Problem set
a) In the forum thread about the Scag SCF30 mower, does the mower have a single or a dual blade setup?
b) Carry on the forum thread about the Scag SCF30 mower from the point where it stops.

** BEGIN Article **

# Picked Up A New Mower - SCAG SCF30



## Kustrud (Jun 23, 2017)

I feel like I've posted 10 mower upgrades on here thing to find the right one for my yard.

Last one was a very nice Commercial Snapper 48" ZT. What I've learned is that I just cannnot use a ZT on my yard without tearing it up. There's a slight slope and changes in grade/wavy areas. I think I'll make some good $$ on it at least!

I probably have 12k square feet all Bermuda.

Anyway, here's the new machine! Build quality is outstanding. It's definitely solid and cut quality is great! First cut I gave it a workout on my very thick Bermuda front lawn and did a HOC reset and bagged it. Also mulched the back at normal height.

Love the HOC adjustment, the controls, the mulch plug setup, etc.

If you have any questions on this mower let me know. Very impressed so far!


----------



## Amoo316 (Jul 8, 2021)

Welcome to the Scag family. I'll be posting my 20hr review on my Cheetah 2 in the next few days.

What's the lowest you can get the deck on that thing?


----------



## Kustrud (Jun 23, 2017)

Amoo316 said:


> Welcome to the Scag family. I'll be posting my 20hr review on my Cheetah 2 in the next few days.
> 
> What's the lowest you can get the deck on that thing?


Thanks! 1.5" I believe.


----------



## LandR (Jun 2, 2020)

Thanks for sharing. I'm in the market as I just sold my 1600 Greensmaster and deciding between a walk behind or a stander. I have 44k soft of zoysia.

Is it a single or dual blade setup?


----------



## Kustrud (Jun 23, 2017)

LandR said:


> Thanks for sharing. I'm in the market as I just sold my 1600 Greensmaster and deciding between a walk behind or a stander. I have 44k soft of zoysia.
> 
> Is it a single or dual blade setup?


It's a dual blade and a 30". Great mower, but 44k feet comes down to how much time you want to spend mowing.


----------



## BurtMacklinFBI (Jul 17, 2021)

It's funny cause this model keeps popping up on my social media feed the last few days haha. Everyone who has one loves it but say the weight is up there and with no front casters its not the easiest to menuver. Nice machine regardless, Good luck with it!


----------



## Kustrud (Jun 23, 2017)

** END Article **
** BEGIN Extracted data **

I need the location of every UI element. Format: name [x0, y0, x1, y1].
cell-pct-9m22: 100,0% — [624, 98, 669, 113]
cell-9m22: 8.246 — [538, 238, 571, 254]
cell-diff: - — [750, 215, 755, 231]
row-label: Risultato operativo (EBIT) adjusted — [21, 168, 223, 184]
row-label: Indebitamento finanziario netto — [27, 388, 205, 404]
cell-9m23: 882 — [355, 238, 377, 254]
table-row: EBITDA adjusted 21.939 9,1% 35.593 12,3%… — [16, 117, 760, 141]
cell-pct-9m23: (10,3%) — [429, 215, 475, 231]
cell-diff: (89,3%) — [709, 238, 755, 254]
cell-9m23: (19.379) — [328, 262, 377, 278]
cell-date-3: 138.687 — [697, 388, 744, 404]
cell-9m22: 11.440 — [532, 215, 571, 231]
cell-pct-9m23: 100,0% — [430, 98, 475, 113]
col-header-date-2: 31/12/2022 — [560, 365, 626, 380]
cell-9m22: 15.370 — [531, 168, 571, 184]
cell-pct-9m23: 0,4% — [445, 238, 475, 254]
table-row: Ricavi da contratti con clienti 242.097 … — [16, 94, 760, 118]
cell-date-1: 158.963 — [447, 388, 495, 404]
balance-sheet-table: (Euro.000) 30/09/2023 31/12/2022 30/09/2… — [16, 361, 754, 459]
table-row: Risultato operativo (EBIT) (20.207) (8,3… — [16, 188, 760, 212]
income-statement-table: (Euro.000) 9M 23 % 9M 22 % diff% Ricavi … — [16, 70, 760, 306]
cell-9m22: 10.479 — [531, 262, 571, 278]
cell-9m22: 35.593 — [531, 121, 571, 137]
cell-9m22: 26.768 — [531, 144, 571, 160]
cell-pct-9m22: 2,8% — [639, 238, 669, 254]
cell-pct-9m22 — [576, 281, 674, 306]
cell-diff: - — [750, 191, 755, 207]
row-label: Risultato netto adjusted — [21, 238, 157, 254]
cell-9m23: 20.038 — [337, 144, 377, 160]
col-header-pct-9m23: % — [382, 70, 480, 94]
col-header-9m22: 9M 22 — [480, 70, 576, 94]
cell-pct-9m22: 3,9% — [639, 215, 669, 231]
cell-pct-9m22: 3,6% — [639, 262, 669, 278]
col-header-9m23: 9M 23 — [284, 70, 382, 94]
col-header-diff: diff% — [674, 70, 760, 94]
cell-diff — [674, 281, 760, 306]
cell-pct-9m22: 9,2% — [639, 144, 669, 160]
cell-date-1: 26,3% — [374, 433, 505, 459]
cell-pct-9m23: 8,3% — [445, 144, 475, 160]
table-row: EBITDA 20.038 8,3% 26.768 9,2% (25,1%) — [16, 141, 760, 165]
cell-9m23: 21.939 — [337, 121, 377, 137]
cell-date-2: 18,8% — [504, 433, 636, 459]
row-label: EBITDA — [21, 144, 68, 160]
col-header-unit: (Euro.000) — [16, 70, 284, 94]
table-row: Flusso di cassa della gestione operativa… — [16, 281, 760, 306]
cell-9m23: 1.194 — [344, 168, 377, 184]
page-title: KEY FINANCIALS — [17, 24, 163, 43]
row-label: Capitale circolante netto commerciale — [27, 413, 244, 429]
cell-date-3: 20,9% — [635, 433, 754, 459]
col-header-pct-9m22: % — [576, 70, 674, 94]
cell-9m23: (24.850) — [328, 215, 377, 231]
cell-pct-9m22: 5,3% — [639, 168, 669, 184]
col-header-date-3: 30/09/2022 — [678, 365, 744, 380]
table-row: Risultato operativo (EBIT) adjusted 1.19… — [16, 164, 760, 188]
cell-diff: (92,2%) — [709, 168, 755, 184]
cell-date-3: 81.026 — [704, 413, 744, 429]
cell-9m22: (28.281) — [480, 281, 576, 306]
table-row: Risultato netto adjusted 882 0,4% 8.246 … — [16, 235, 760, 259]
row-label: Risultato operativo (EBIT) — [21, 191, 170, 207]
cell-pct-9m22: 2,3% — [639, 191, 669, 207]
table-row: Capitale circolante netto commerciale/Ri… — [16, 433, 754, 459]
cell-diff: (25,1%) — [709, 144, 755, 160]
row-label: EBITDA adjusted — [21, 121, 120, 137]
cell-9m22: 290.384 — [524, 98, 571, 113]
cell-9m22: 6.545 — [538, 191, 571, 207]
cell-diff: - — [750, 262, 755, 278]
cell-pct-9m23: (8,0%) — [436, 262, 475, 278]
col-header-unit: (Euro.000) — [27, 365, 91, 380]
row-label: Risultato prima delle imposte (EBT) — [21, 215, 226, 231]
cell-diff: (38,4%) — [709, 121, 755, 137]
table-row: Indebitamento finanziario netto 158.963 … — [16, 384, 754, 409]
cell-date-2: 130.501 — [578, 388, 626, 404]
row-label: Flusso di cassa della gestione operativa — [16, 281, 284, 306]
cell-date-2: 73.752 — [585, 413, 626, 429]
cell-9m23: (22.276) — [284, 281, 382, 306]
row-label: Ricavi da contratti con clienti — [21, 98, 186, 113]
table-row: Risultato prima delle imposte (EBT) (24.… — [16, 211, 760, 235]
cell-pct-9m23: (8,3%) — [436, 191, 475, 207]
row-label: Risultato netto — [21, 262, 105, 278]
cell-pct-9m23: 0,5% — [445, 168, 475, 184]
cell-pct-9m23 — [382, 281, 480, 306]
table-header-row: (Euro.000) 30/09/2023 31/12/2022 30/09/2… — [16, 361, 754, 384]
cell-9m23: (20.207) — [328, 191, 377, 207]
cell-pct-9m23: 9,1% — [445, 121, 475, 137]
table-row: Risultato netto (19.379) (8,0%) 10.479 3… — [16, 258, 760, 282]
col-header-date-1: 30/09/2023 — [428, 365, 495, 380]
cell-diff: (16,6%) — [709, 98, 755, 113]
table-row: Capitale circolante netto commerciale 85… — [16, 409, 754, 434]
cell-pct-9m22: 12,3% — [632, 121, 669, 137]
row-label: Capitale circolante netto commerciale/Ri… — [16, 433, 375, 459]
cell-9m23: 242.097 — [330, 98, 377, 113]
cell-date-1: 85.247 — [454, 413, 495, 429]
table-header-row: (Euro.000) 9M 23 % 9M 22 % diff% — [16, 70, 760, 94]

** END Extracted data **

Results in order
a) It has a dual blade setup.

b)
BurtMacklinFBI said:


> It's funny cause this model keeps popping up on my social media feed the last few days haha. Everyone who has one loves it but say the weight is up there and with no front casters its not the easiest to menuver. Nice machine regardless, Good luck with it!


It's definitely heavy but I like that feeling compared to flimsy/cheap. Cut quality is second to none!


----------



## Slim 1938 (Aug 24, 2019)

Nice @Kustrud ! Looks like a well built machine. I love all the trees in the background. When I see pics like that it makes me want to pack up and move elsewhere. Trees are rare around these parts and I love trees.


----------



## Kustrud (Jun 23, 2017)

Slim 1938 said:


> Nice @Kustrud ! Looks like a well built machine. I love all the trees in the background. When I see pics like that it makes me want to pack up and move elsewhere. Trees are rare around these parts and I love trees.


Thank you! Definitely enjoying our backyard!


----------



## Kustrud (Jun 23, 2017)

***Plz see my thread comparing this to the Ferris FW15 before buying the SCAG***


----------



## Saint Louisan (Jul 31, 2019)

It looks like it gives a good cut. Explain how the HOC adjustments, what's the range of adjustment?

I really appreciate the time savings of my current mower @33" but it doesn't bag. I really like bagging.

I've looked at the timemaster and turfmaster for replacing my mower but their engine displacement is a turn off. The fuel capacity on the timemaster is a huge negative.

Didn't know this one existed, looks really nice, congrats.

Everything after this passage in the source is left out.